## Begin

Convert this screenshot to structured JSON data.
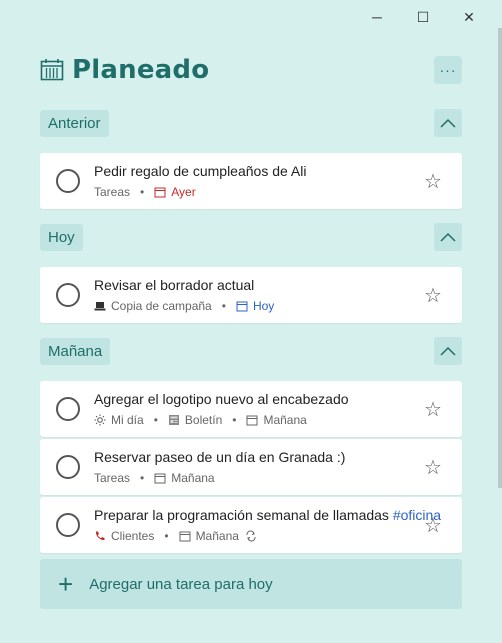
{
  "window": {
    "minimize": "─",
    "maximize": "☐",
    "close": "✕"
  },
  "header": {
    "title": "Planeado",
    "more": "···"
  },
  "groups": [
    {
      "label": "Anterior",
      "tasks": [
        {
          "title": "Pedir regalo de cumpleaños de Ali",
          "list": "Tareas",
          "due": "Ayer"
        }
      ]
    },
    {
      "label": "Hoy",
      "tasks": [
        {
          "title": "Revisar el borrador actual",
          "list": "Copia de campaña",
          "due": "Hoy"
        }
      ]
    },
    {
      "label": "Mañana",
      "tasks": [
        {
          "title": "Agregar el logotipo nuevo al encabezado",
          "my_day": "Mi día",
          "list": "Boletín",
          "due": "Mañana"
        },
        {
          "title": "Reservar paseo de un día en Granada :)",
          "list": "Tareas",
          "due": "Mañana"
        },
        {
          "title": "Preparar la programación semanal de llamadas",
          "tag": "#oficina",
          "list": "Clientes",
          "due": "Mañana"
        }
      ]
    }
  ],
  "add_task": {
    "label": "Agregar una tarea para hoy"
  },
  "colors": {
    "accent": "#1f6e6a",
    "background": "#d6f0ee",
    "overdue": "#c62a2a",
    "today": "#2e63c5"
  }
}
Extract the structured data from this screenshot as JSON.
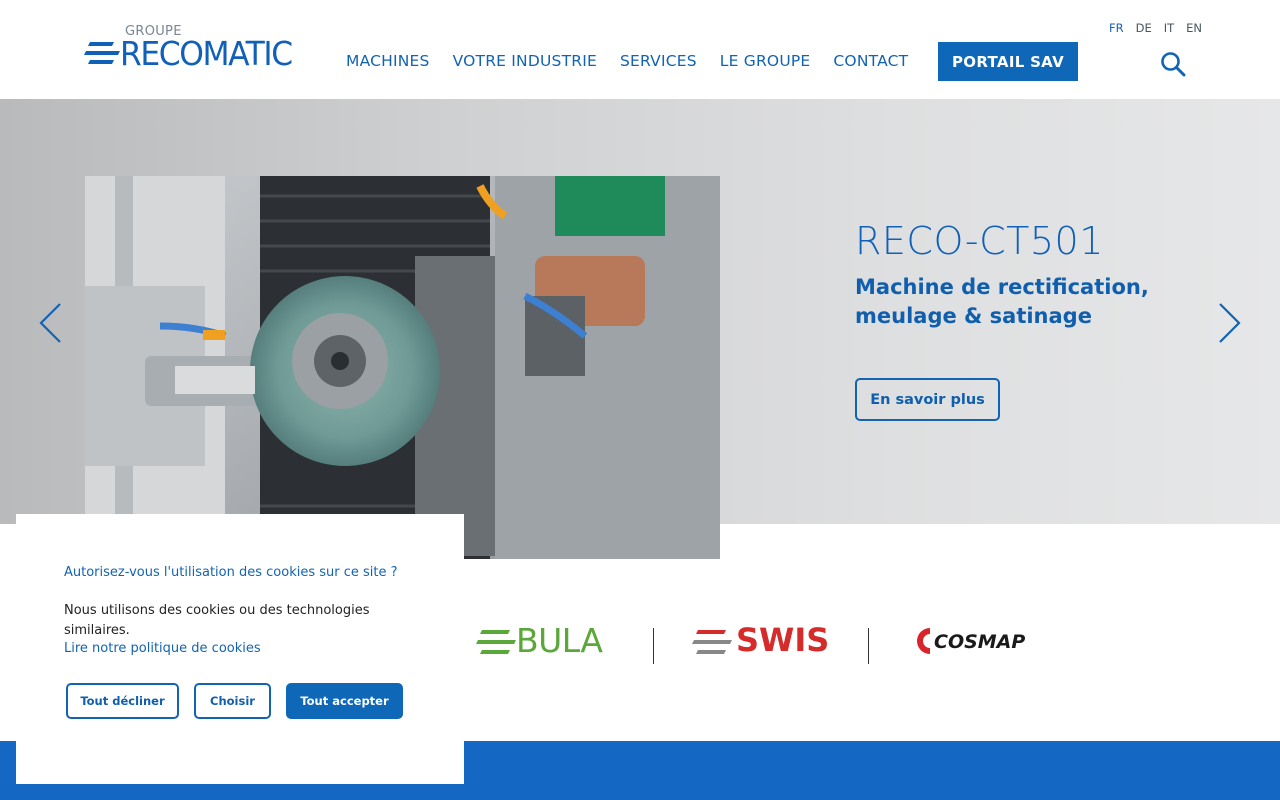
{
  "header": {
    "logo_group": "GROUPE",
    "logo_name": "RECOMATIC",
    "nav": [
      "MACHINES",
      "VOTRE INDUSTRIE",
      "SERVICES",
      "LE GROUPE",
      "CONTACT"
    ],
    "portal_button": "PORTAIL SAV",
    "languages": [
      "FR",
      "DE",
      "IT",
      "EN"
    ],
    "active_language": "FR"
  },
  "hero": {
    "title": "RECO-CT501",
    "subtitle": "Machine de rectification, meulage & satinage",
    "cta": "En savoir plus",
    "image_alt": "grinding machine"
  },
  "brands": [
    "BULA",
    "SWIS",
    "COSMAP"
  ],
  "cookie": {
    "question": "Autorisez-vous l'utilisation des cookies sur ce site ?",
    "text": "Nous utilisons des cookies ou des technologies similaires.",
    "policy_link": "Lire notre politique de cookies",
    "decline": "Tout décliner",
    "choose": "Choisir",
    "accept": "Tout accepter"
  },
  "colors": {
    "brand_blue": "#1160b8",
    "button_blue": "#0f67b7",
    "band_blue": "#1567c4",
    "bula_green": "#5aa83a",
    "swis_red": "#d62b2b",
    "cosmap_red": "#d9252a"
  }
}
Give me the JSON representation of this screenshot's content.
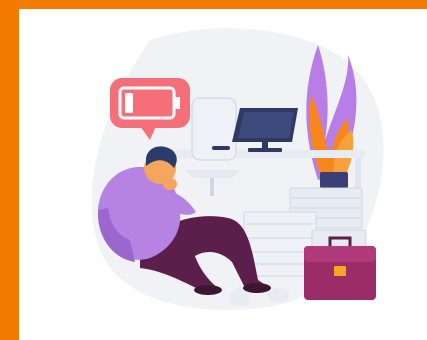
{
  "colors": {
    "frame": "#f27c00",
    "background": "#ffffff",
    "backdrop_blob": "#f1f2f6",
    "battery_bubble": "#f46f78",
    "battery_level": "#ffffff",
    "monitor": "#2f3a64",
    "desk": "#e7ecf3",
    "papers": "#dfe5ee",
    "briefcase": "#9a2c68",
    "briefcase_clasp": "#f6a623",
    "plant_pot": "#3a3f78",
    "person_shirt": "#b783e3",
    "person_pants": "#5c1f4c",
    "person_skin": "#f5a55c",
    "person_hair": "#2c3c6a",
    "flame_orange": "#f7861b",
    "flame_purple": "#b77ee8"
  },
  "illustration": {
    "subject": "tired-person-sitting-by-desk",
    "battery_level": 0.15,
    "icons": [
      "battery-low-icon",
      "monitor-icon",
      "briefcase-icon",
      "plant-icon"
    ]
  }
}
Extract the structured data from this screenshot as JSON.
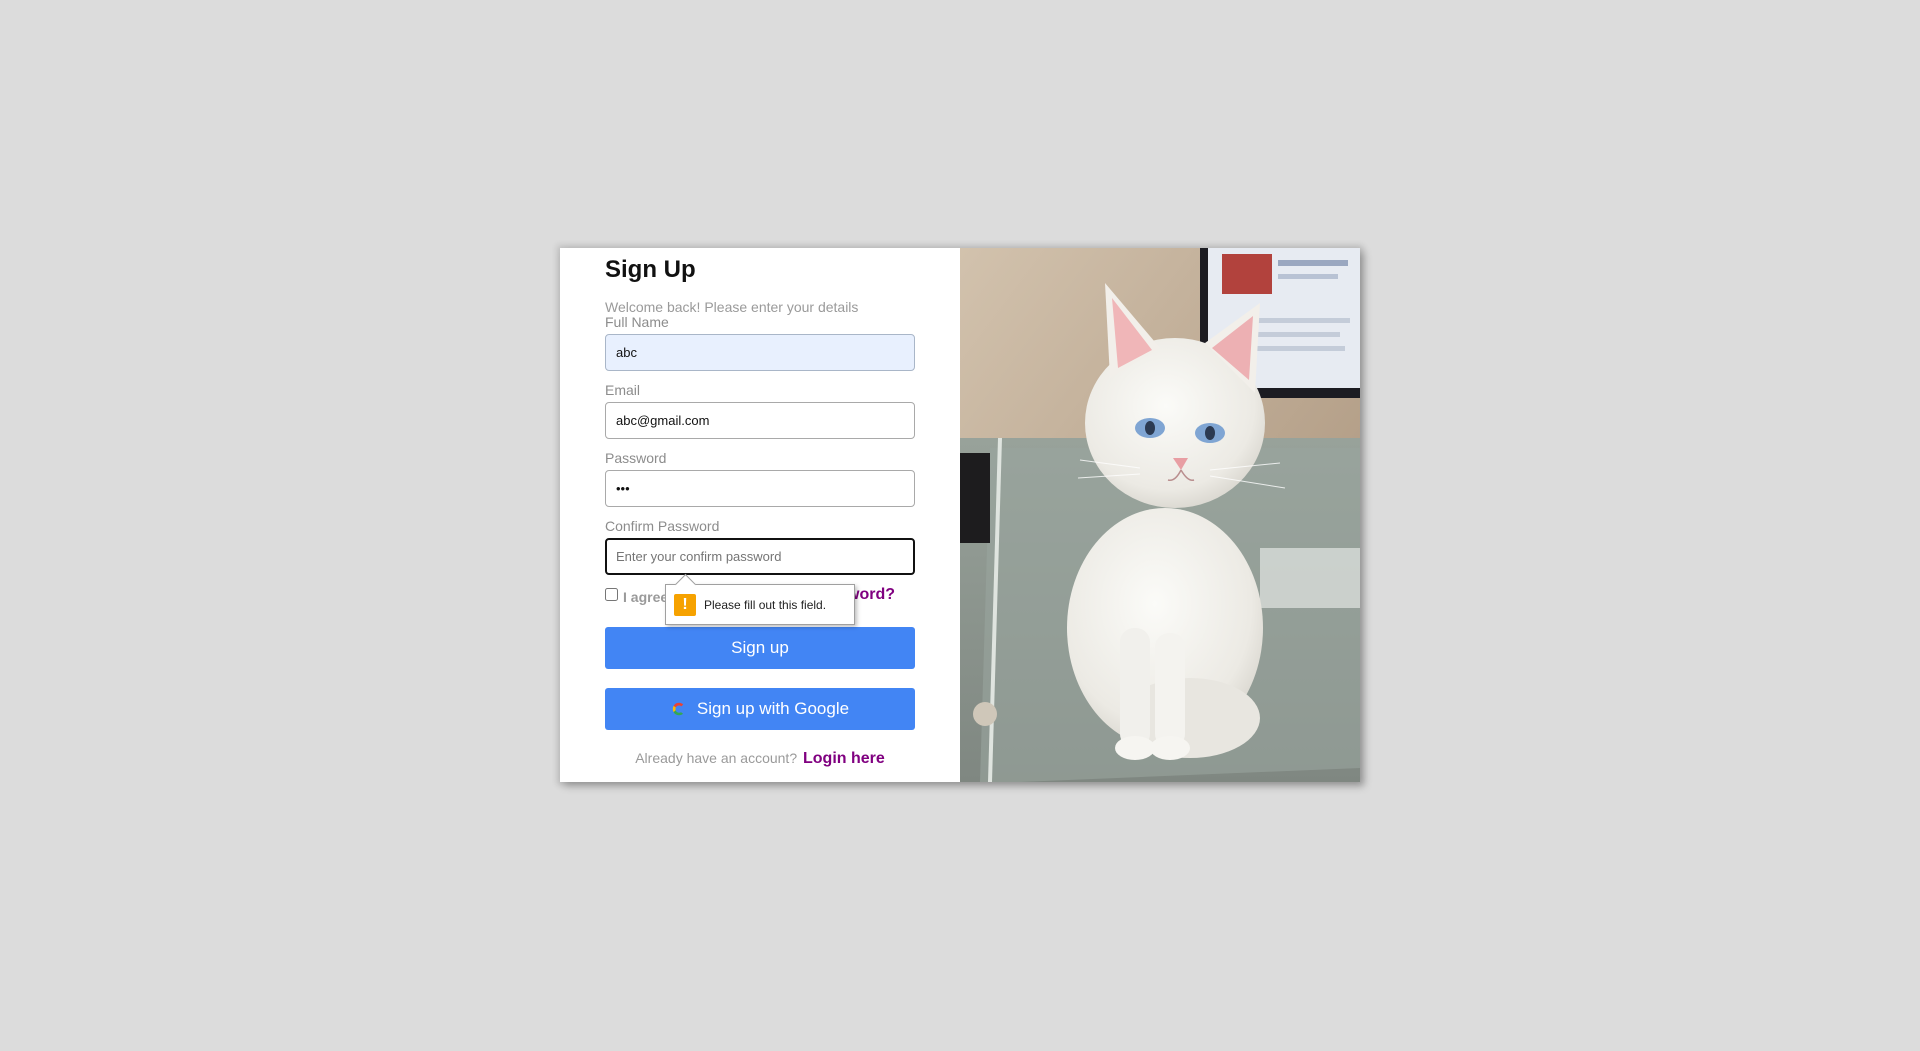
{
  "form": {
    "title": "Sign Up",
    "subtitle": "Welcome back! Please enter your details",
    "full_name": {
      "label": "Full Name",
      "value": "abc"
    },
    "email": {
      "label": "Email",
      "value": "abc@gmail.com"
    },
    "password": {
      "label": "Password",
      "value": "•••"
    },
    "confirm_password": {
      "label": "Confirm Password",
      "placeholder": "Enter your confirm password"
    },
    "agree_label": "I agree",
    "forgot_link": "Forgot password?",
    "signup_button": "Sign up",
    "google_button": "Sign up with Google",
    "login_prompt": "Already have an account?",
    "login_link": "Login here"
  },
  "validation_tooltip": {
    "icon": "warning-icon",
    "message": "Please fill out this field."
  },
  "colors": {
    "background": "#dcdcdc",
    "primary_button": "#4285f4",
    "link": "#800080",
    "tooltip_warning": "#f6a200"
  }
}
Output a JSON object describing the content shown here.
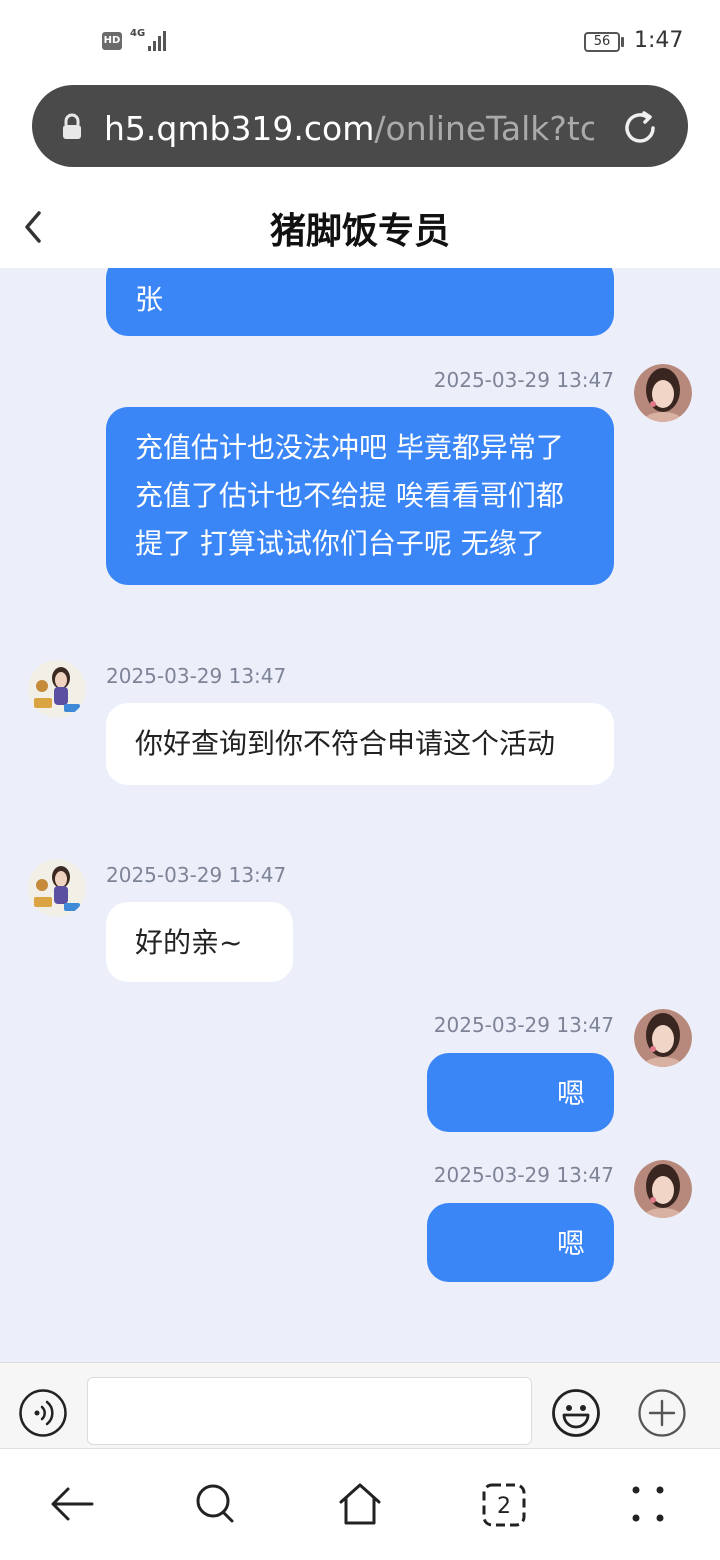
{
  "status_bar": {
    "hd": "HD",
    "network": "4G",
    "battery": "56",
    "time": "1:47"
  },
  "browser": {
    "url_host": "h5.qmb319.com",
    "url_path": "/onlineTalk?tc",
    "tabs_count": "2"
  },
  "header": {
    "title": "猪脚饭专员"
  },
  "messages": [
    {
      "side": "out",
      "text": "张"
    },
    {
      "side": "out",
      "time": "2025-03-29 13:47",
      "text": "充值估计也没法冲吧   毕竟都异常了   充值了估计也不给提   唉看看哥们都提了   打算试试你们台子呢   无缘了"
    },
    {
      "side": "in",
      "time": "2025-03-29 13:47",
      "text": "你好查询到你不符合申请这个活动"
    },
    {
      "side": "in",
      "time": "2025-03-29 13:47",
      "text": "好的亲~"
    },
    {
      "side": "out",
      "time": "2025-03-29 13:47",
      "text": "嗯"
    },
    {
      "side": "out",
      "time": "2025-03-29 13:47",
      "text": "嗯"
    }
  ],
  "input": {
    "value": "",
    "placeholder": ""
  },
  "colors": {
    "outgoing_bubble": "#3b86f7",
    "incoming_bubble": "#ffffff",
    "chat_background": "#eceffa",
    "url_bar": "#4a4a4a"
  },
  "icons": {
    "lock": "lock-icon",
    "reload": "reload-icon",
    "back": "chevron-left-icon",
    "voice": "voice-icon",
    "emoji": "smiley-icon",
    "plus": "plus-icon",
    "nav_back": "arrow-left-icon",
    "nav_search": "search-icon",
    "nav_home": "home-icon",
    "nav_tabs": "tabs-icon",
    "nav_menu": "menu-dots-icon"
  }
}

## End

Restate each line of the records exactly; pictures do not belong in the copy.

→ PROBLEM SOLUTION
Convert this screenshot to structured JSON data.
{
  "window": {
    "minimize": "─",
    "maximize": "☐",
    "close": "✕"
  },
  "header": {
    "title": "Planeado",
    "more": "···"
  },
  "groups": [
    {
      "label": "Anterior",
      "tasks": [
        {
          "title": "Pedir regalo de cumpleaños de Ali",
          "list": "Tareas",
          "due": "Ayer"
        }
      ]
    },
    {
      "label": "Hoy",
      "tasks": [
        {
          "title": "Revisar el borrador actual",
          "list": "Copia de campaña",
          "due": "Hoy"
        }
      ]
    },
    {
      "label": "Mañana",
      "tasks": [
        {
          "title": "Agregar el logotipo nuevo al encabezado",
          "my_day": "Mi día",
          "list": "Boletín",
          "due": "Mañana"
        },
        {
          "title": "Reservar paseo de un día en Granada :)",
          "list": "Tareas",
          "due": "Mañana"
        },
        {
          "title": "Preparar la programación semanal de llamadas",
          "tag": "#oficina",
          "list": "Clientes",
          "due": "Mañana"
        }
      ]
    }
  ],
  "add_task": {
    "label": "Agregar una tarea para hoy"
  },
  "colors": {
    "accent": "#1f6e6a",
    "background": "#d6f0ee",
    "overdue": "#c62a2a",
    "today": "#2e63c5"
  }
}
Extract the structured data from this screenshot as JSON.
{
  "header": {
    "logo_group": "GROUPE",
    "logo_name": "RECOMATIC",
    "nav": [
      "MACHINES",
      "VOTRE INDUSTRIE",
      "SERVICES",
      "LE GROUPE",
      "CONTACT"
    ],
    "portal_button": "PORTAIL SAV",
    "languages": [
      "FR",
      "DE",
      "IT",
      "EN"
    ],
    "active_language": "FR"
  },
  "hero": {
    "title": "RECO-CT501",
    "subtitle": "Machine de rectification, meulage & satinage",
    "cta": "En savoir plus",
    "image_alt": "grinding machine"
  },
  "brands": [
    "BULA",
    "SWIS",
    "COSMAP"
  ],
  "cookie": {
    "question": "Autorisez-vous l'utilisation des cookies sur ce site ?",
    "text": "Nous utilisons des cookies ou des technologies similaires.",
    "policy_link": "Lire notre politique de cookies",
    "decline": "Tout décliner",
    "choose": "Choisir",
    "accept": "Tout accepter"
  },
  "colors": {
    "brand_blue": "#1160b8",
    "button_blue": "#0f67b7",
    "band_blue": "#1567c4",
    "bula_green": "#5aa83a",
    "swis_red": "#d62b2b",
    "cosmap_red": "#d9252a"
  }
}
Give me the JSON representation of this screenshot's content.
{
  "colors": {
    "frame": "#f27c00",
    "background": "#ffffff",
    "backdrop_blob": "#f1f2f6",
    "battery_bubble": "#f46f78",
    "battery_level": "#ffffff",
    "monitor": "#2f3a64",
    "desk": "#e7ecf3",
    "papers": "#dfe5ee",
    "briefcase": "#9a2c68",
    "briefcase_clasp": "#f6a623",
    "plant_pot": "#3a3f78",
    "person_shirt": "#b783e3",
    "person_pants": "#5c1f4c",
    "person_skin": "#f5a55c",
    "person_hair": "#2c3c6a",
    "flame_orange": "#f7861b",
    "flame_purple": "#b77ee8"
  },
  "illustration": {
    "subject": "tired-person-sitting-by-desk",
    "battery_level": 0.15,
    "icons": [
      "battery-low-icon",
      "monitor-icon",
      "briefcase-icon",
      "plant-icon"
    ]
  }
}
Extract the structured data from this screenshot as JSON.
{
  "form": {
    "title": "Sign Up",
    "subtitle": "Welcome back! Please enter your details",
    "full_name": {
      "label": "Full Name",
      "value": "abc"
    },
    "email": {
      "label": "Email",
      "value": "abc@gmail.com"
    },
    "password": {
      "label": "Password",
      "value": "•••"
    },
    "confirm_password": {
      "label": "Confirm Password",
      "placeholder": "Enter your confirm password"
    },
    "agree_label": "I agree",
    "forgot_link": "Forgot password?",
    "signup_button": "Sign up",
    "google_button": "Sign up with Google",
    "login_prompt": "Already have an account?",
    "login_link": "Login here"
  },
  "validation_tooltip": {
    "icon": "warning-icon",
    "message": "Please fill out this field."
  },
  "colors": {
    "background": "#dcdcdc",
    "primary_button": "#4285f4",
    "link": "#800080",
    "tooltip_warning": "#f6a200"
  }
}
Output a JSON object describing the content shown here.
{
  "status_bar": {
    "hd": "HD",
    "network": "4G",
    "battery": "56",
    "time": "1:47"
  },
  "browser": {
    "url_host": "h5.qmb319.com",
    "url_path": "/onlineTalk?tc",
    "tabs_count": "2"
  },
  "header": {
    "title": "猪脚饭专员"
  },
  "messages": [
    {
      "side": "out",
      "text": "张"
    },
    {
      "side": "out",
      "time": "2025-03-29 13:47",
      "text": "充值估计也没法冲吧   毕竟都异常了   充值了估计也不给提   唉看看哥们都提了   打算试试你们台子呢   无缘了"
    },
    {
      "side": "in",
      "time": "2025-03-29 13:47",
      "text": "你好查询到你不符合申请这个活动"
    },
    {
      "side": "in",
      "time": "2025-03-29 13:47",
      "text": "好的亲~"
    },
    {
      "side": "out",
      "time": "2025-03-29 13:47",
      "text": "嗯"
    },
    {
      "side": "out",
      "time": "2025-03-29 13:47",
      "text": "嗯"
    }
  ],
  "input": {
    "value": "",
    "placeholder": ""
  },
  "colors": {
    "outgoing_bubble": "#3b86f7",
    "incoming_bubble": "#ffffff",
    "chat_background": "#eceffa",
    "url_bar": "#4a4a4a"
  },
  "icons": {
    "lock": "lock-icon",
    "reload": "reload-icon",
    "back": "chevron-left-icon",
    "voice": "voice-icon",
    "emoji": "smiley-icon",
    "plus": "plus-icon",
    "nav_back": "arrow-left-icon",
    "nav_search": "search-icon",
    "nav_home": "home-icon",
    "nav_tabs": "tabs-icon",
    "nav_menu": "menu-dots-icon"
  }
}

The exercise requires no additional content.